### [Kutipan Teks]
★ ★ ★ ★

Dari beberapa definisi di atas dapt kita simpulkan bahwa ijtihad adalah pengerahan segala kesanggupan seorang faqih untuk memperoleh  pengetahuan tentang hukum sesuatu melalui dalil syara’.
B.     Macam-macam Ijtihad
Sebenarnya ada banyak pendapat para pakar fikih tentang macam dan jenis ijtihad yang setiap mereka  membagikannya berdasarkan kreterianya masing-masing sehingga ini menjadi indikator kalau tema ijtihad itu sendiri begitu dinamis. Namun dalam kesempatan ini kami cukupkan dengan apa yang dipaparkan oleh alfaqih Syaikh al-Azhar yaitu  Dr. Yusuf Al-Qordhawi. Menurut Beliau Ijtihad yang kita perlukan untuk masa saat ini ada dua macam :
1.      Ijtihad Tarjihi Intiqa’i (selektif)
Yang dimaksud dengan ijtihad intiqai ialah memilih satu pendapat dari beberapa pendapat terkuat yang terdapat pada warisan fikih islam yang telah penuh dengan fatwa dan keputusan hukum. Sikap Ini bukan berarati mengambil atau mempedomani salah satu mazhab fikih yang menurut kebiasan kita paling cocok  untuk kemudian diterapkan sebagai way of life nya tanpa mau mengkaji secara seksama dasar-dasar pemikiran orang yang diikutinya (taklid a’ma). Akan tetapi pilihan ini meniscayakan kita untuk berpikir dan meneliti secara mendalam dan lebih jauh terhadap varian hasil ijtihad dan pemahaman ulama terdahulu itu yang sudah sangat jelas perbedaan diantara mereka lalu kita bandingkan (komparasikan) antara mazhab yang satu dengan lainnya dengan flash back (melihat kembali)  apa-apa dalil yang kiranya mendasari dan menguatkan masing –masing mereka dengan keputusannya itu. Setelah itu  hasil dari telaah tersebut kita melihat titik keunggulan dan kelemahan masing-masing kemudian kita tarik benang merahnya dengan menggunakan kaedah tarjih yaitu bahwa pendapat yang mempunyai relevansi dengan realitas kehidupan zaman sekarang, mencerminkan kelemah lembutan dan humanisme. Pendapat yang terakhir inilah yang lebih mendekati dan prioritas untuk ditetapkan sebagai sebuah hukum islam kontemporer.[4]
Contoh untuk kasus ini adalah kasus pembunuhan yang dilakukan secara terpaksa yang mendapat tekanan (pressure) dan paksaan (ikrah) dari pihak ketiga atau orang lain. Maka kepada siapakah hukuman qishash dijatuhkan? Ada pendapat yang mengatakan qishash itu dijatuhkan kepada orang yang langsung melakukan pembunuhan yaitu orang dipaksa tadi karena dia pihak yang melakukan pembunuhan secara langsung.

★ ★ ★ ★

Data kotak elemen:
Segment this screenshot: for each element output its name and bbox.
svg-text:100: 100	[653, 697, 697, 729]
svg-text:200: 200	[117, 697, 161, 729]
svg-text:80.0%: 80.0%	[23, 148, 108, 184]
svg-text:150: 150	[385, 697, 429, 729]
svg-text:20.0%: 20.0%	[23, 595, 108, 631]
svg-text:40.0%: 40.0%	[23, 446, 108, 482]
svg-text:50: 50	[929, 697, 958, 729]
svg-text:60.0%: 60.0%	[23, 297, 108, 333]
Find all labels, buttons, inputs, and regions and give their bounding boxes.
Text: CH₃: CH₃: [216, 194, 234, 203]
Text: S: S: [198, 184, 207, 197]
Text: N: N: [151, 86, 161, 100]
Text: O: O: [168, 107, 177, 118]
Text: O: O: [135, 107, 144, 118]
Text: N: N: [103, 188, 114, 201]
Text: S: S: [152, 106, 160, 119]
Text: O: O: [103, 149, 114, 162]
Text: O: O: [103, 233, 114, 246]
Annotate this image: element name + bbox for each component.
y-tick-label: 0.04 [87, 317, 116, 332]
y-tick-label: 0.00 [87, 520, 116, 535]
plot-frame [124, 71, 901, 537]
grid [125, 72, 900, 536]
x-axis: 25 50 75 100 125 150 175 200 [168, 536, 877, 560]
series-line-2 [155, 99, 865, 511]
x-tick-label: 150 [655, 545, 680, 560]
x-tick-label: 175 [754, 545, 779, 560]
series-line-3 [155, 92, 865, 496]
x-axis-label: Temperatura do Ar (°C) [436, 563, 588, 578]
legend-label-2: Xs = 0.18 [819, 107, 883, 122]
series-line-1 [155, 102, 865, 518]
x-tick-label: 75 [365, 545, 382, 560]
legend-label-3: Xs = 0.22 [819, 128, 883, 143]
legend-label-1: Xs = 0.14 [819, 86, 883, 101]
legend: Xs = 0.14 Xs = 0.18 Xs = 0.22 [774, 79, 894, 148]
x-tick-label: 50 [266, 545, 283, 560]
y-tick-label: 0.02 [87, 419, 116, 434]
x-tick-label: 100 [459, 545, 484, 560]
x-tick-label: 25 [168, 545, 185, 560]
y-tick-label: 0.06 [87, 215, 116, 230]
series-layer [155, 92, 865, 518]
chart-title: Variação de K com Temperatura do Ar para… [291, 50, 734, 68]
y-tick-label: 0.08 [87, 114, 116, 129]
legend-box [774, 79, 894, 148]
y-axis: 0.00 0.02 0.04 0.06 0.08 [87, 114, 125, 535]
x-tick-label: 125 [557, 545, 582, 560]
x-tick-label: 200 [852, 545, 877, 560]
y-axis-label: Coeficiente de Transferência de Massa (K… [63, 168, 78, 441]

★ ★ ★ ★

### [Tugas Tertulis]
(a) Berdasarkan kutipan tentang ijtihad, mengapa ada pendapat bahwa hukuman qishash dijatuhkan kepada orang yang dipaksa membunuh? Jawablah dalam satu sampai tiga kalimat.
(b) Lanjutkan teks tentang macam-macam ijtihad, dimulai setelah kalimat terakhirnya.
Baris data di atas tidak diperlukan untuk mengerjakan latihan ini.

### [Kunci Jawaban]
(a) Menurut pendapat itu, qishash dijatuhkan kepada orang yang dipaksa karena dialah pihak yang melakukan pembunuhan secara langsung. Hal ini berlaku meskipun ia membunuh di bawah tekanan dan paksaan pihak lain.

(b)
Ada juga yang berpendapat qishash dijatuhkan kepada orang yang memaksa (merencanakan dan menyuruh) untuk melakukan pembunuhan sebab si pembunuh pada dasarnya hanyalah sekedar dijadikan alat orang yang memaksa. Ada juga pendapat lain yaitu qishash dijatuhkan terhadap keduanya, sipemaksa dan si pembunuh karena pihak pertama  yang langsung melakukan tindak pembunuhan sedangkan pihak kedua karena pada hakekatnya dialah yang biang dibalik pembunuhan itu. Bahkan ada yang berpendapat bahwa baik pihak pertama maupun pihak kedua sama-sama tidak dikenakan sanksi kapital panismen tersebut (qishash) karena pidana masing-masing dari keduanya belum memenuhi persyaratan. 
2.      Ijtihad Ibda’i  Insya’i (kreatif)
Maksudnya adalah usaha pengambilan sebuah kesimpulan hukum baru dari persoalan yang belum pernah dikemukakan oleh ulama terdahulu baik itu permasalahan lama ataupun mengenai permasalahan kekinian atau dalam ungkapan lain ijtihad insyai adalah meliputi sebagian persoalan klasik yaitu dengan cara seorang mujtahid kontemporer untuk memiliki pandangan baru yang berbeda dan belum pernah diketengahkan oleh para ulama salaf. Dan tentu saja hal ini terkait dengan keaslahan dan reliabilitas yang dapat dipertanggung jawabkan dalam melihat fakta dan konteks kehidupan saat ini. Karenanya sangat memungkinkan bila sesuatu yang telah diijtihadkan oleh dua orang dengan dua pendapat yang berbeda pula untuk melahirkan pendapat-pendapat yang lain dan seterusnya sejauh yang menjadi barometernya adalah kelayakan dan kepatutan menurut realitas yang ada dan lebih maslahat dan dengan begitu pintu ijtihad itu selalu terbuka lebar selama kehidupan umat manusia itu ada dan eksis di muka bumi tanpa ada satu kekuatanpun yang dapat mematikannya karena kesempurnaan itu tidak pernah berhenti.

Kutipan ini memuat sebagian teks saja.